Element-and-box listings
::::

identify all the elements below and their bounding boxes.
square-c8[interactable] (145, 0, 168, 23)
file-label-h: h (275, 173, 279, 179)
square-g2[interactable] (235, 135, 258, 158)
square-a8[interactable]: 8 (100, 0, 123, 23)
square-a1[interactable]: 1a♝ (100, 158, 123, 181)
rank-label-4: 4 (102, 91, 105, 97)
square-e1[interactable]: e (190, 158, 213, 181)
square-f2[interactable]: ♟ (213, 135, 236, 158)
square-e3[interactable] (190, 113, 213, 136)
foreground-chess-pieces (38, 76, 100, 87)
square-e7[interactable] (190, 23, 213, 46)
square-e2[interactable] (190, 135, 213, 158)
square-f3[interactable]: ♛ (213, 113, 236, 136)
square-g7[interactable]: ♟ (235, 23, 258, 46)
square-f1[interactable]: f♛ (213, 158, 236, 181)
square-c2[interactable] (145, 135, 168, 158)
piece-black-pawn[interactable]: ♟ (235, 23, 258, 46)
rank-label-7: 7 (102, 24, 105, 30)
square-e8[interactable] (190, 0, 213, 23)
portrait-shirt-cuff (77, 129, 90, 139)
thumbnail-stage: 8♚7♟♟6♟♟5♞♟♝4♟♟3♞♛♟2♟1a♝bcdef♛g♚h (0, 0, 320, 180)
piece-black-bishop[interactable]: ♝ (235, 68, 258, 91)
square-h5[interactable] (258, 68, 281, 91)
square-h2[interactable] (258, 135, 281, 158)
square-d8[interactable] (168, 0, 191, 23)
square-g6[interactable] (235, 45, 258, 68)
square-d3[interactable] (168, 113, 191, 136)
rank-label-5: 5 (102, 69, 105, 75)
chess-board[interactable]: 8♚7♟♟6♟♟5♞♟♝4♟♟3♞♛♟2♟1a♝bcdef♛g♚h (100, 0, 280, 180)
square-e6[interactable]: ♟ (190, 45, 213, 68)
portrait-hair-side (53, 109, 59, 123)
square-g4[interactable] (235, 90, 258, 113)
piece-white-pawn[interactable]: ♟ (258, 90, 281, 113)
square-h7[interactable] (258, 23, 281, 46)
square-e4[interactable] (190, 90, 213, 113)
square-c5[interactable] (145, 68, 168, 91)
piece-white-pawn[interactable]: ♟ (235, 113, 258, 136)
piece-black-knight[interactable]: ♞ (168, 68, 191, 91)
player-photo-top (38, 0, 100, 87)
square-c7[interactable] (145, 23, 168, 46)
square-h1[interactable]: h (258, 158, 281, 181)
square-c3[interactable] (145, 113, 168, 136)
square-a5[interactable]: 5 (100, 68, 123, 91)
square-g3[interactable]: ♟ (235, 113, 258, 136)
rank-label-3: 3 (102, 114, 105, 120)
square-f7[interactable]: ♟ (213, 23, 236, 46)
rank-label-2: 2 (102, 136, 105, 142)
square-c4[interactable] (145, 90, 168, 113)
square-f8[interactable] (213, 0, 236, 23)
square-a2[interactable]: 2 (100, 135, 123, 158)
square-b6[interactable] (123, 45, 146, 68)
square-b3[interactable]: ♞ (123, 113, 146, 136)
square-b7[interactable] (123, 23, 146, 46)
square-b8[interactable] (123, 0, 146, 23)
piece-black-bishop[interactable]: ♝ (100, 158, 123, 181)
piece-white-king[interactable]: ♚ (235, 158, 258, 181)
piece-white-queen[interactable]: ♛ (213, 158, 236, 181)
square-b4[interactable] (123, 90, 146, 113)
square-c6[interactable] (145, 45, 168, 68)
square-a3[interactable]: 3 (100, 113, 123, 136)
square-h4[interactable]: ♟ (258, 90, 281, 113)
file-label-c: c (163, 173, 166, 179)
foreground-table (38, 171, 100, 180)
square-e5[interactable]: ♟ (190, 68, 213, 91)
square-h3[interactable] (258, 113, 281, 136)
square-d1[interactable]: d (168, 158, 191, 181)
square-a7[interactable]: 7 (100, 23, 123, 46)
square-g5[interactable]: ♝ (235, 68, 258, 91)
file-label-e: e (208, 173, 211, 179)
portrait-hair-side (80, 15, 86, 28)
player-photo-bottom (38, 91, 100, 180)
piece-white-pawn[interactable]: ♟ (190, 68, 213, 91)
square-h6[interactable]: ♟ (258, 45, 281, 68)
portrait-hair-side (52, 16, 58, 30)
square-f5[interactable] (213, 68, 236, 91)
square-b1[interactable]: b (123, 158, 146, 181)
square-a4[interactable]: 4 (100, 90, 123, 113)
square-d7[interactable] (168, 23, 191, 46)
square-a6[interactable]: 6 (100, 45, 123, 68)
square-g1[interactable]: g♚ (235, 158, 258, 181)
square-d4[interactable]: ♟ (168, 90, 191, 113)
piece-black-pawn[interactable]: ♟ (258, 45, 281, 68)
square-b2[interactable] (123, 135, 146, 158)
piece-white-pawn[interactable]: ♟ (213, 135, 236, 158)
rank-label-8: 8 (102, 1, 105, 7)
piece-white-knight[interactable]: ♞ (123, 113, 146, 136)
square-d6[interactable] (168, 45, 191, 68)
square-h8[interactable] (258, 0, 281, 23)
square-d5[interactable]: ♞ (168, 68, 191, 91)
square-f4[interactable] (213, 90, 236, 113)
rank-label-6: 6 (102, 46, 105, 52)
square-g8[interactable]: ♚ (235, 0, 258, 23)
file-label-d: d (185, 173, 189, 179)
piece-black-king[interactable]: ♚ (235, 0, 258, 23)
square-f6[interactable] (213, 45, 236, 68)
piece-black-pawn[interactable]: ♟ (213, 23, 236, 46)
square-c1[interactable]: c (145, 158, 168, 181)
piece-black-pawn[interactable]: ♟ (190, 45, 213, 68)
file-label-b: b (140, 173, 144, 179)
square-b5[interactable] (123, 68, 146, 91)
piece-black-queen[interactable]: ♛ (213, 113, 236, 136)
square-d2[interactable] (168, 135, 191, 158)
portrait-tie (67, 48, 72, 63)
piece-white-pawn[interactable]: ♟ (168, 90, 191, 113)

::::

PROMPT: Show every line from the records above that contains the string "bcdef", treating uppercase and lowercase as different.

ANSWER FOR THIS EXERCISE:
thumbnail-stage: 8♚7♟♟6♟♟5♞♟♝4♟♟3♞♛♟2♟1a♝bcdef♛g♚h (0, 0, 320, 180)
chess-board[interactable]: 8♚7♟♟6♟♟5♞♟♝4♟♟3♞♛♟2♟1a♝bcdef♛g♚h (100, 0, 280, 180)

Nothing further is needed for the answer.